**Given instruction**
Omit the pictures, then reproduce every remaining record exactly.

## start Supplied information

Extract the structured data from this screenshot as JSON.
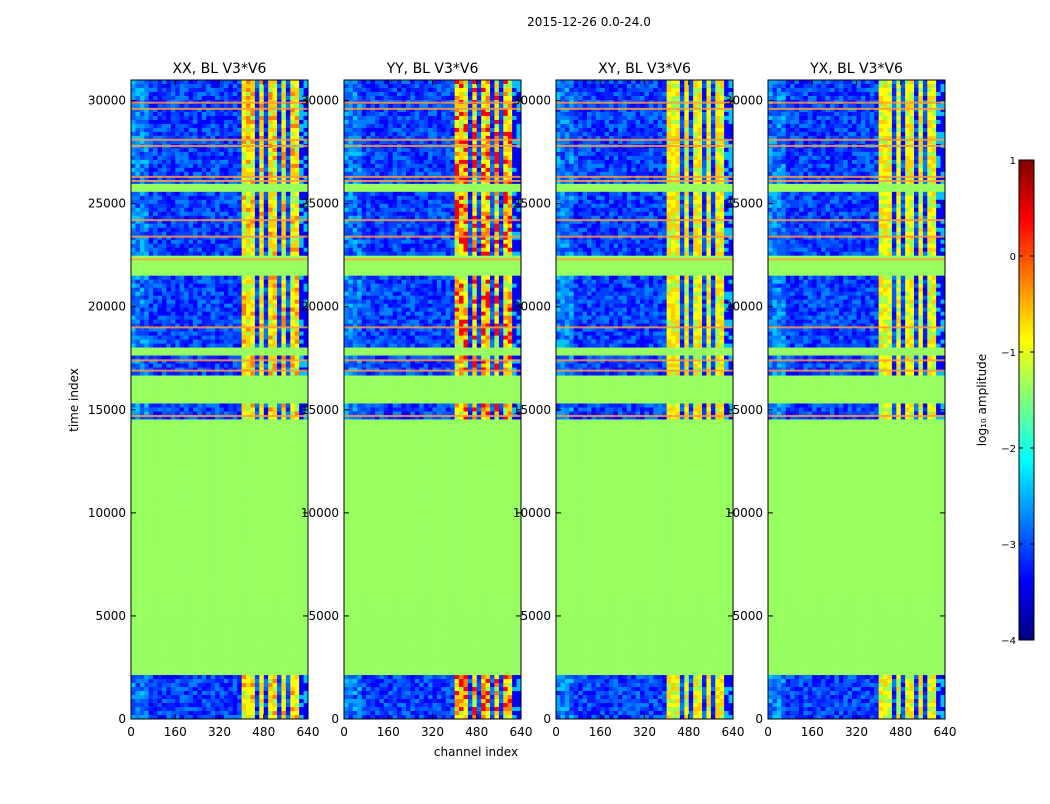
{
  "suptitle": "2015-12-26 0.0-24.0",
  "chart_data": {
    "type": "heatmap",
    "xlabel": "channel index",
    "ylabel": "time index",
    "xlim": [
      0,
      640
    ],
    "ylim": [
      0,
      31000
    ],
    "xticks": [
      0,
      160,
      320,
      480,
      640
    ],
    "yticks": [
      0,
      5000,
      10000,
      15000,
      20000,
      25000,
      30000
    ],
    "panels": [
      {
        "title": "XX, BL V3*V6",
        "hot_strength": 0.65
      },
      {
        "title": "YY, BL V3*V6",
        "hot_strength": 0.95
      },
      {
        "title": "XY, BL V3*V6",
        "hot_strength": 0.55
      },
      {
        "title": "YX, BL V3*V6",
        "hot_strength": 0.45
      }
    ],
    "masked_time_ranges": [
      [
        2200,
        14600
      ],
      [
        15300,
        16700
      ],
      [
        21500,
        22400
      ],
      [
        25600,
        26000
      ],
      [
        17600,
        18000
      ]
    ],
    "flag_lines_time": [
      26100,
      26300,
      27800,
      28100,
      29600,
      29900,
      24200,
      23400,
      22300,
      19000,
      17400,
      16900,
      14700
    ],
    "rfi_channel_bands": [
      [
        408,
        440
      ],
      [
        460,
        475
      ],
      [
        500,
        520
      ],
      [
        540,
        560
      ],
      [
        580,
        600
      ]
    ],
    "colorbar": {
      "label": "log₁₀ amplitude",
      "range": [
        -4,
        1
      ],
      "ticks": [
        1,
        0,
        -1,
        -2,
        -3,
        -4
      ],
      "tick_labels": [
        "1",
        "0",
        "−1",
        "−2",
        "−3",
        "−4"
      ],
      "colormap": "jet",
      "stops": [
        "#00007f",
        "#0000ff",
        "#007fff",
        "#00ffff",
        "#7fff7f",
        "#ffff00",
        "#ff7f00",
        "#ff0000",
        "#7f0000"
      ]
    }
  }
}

## end Supplied information

**The reply**
Extract the structured data from this screenshot as JSON.
{
  "suptitle": "2015-12-26 0.0-24.0",
  "chart_data": {
    "type": "heatmap",
    "xlabel": "channel index",
    "ylabel": "time index",
    "xlim": [
      0,
      640
    ],
    "ylim": [
      0,
      31000
    ],
    "xticks": [
      0,
      160,
      320,
      480,
      640
    ],
    "yticks": [
      0,
      5000,
      10000,
      15000,
      20000,
      25000,
      30000
    ],
    "panels": [
      {
        "title": "XX, BL V3*V6",
        "hot_strength": 0.65
      },
      {
        "title": "YY, BL V3*V6",
        "hot_strength": 0.95
      },
      {
        "title": "XY, BL V3*V6",
        "hot_strength": 0.55
      },
      {
        "title": "YX, BL V3*V6",
        "hot_strength": 0.45
      }
    ],
    "masked_time_ranges": [
      [
        2200,
        14600
      ],
      [
        15300,
        16700
      ],
      [
        21500,
        22400
      ],
      [
        25600,
        26000
      ],
      [
        17600,
        18000
      ]
    ],
    "flag_lines_time": [
      26100,
      26300,
      27800,
      28100,
      29600,
      29900,
      24200,
      23400,
      22300,
      19000,
      17400,
      16900,
      14700
    ],
    "rfi_channel_bands": [
      [
        408,
        440
      ],
      [
        460,
        475
      ],
      [
        500,
        520
      ],
      [
        540,
        560
      ],
      [
        580,
        600
      ]
    ],
    "colorbar": {
      "label": "log₁₀ amplitude",
      "range": [
        -4,
        1
      ],
      "ticks": [
        1,
        0,
        -1,
        -2,
        -3,
        -4
      ],
      "tick_labels": [
        "1",
        "0",
        "−1",
        "−2",
        "−3",
        "−4"
      ],
      "colormap": "jet",
      "stops": [
        "#00007f",
        "#0000ff",
        "#007fff",
        "#00ffff",
        "#7fff7f",
        "#ffff00",
        "#ff7f00",
        "#ff0000",
        "#7f0000"
      ]
    }
  }
}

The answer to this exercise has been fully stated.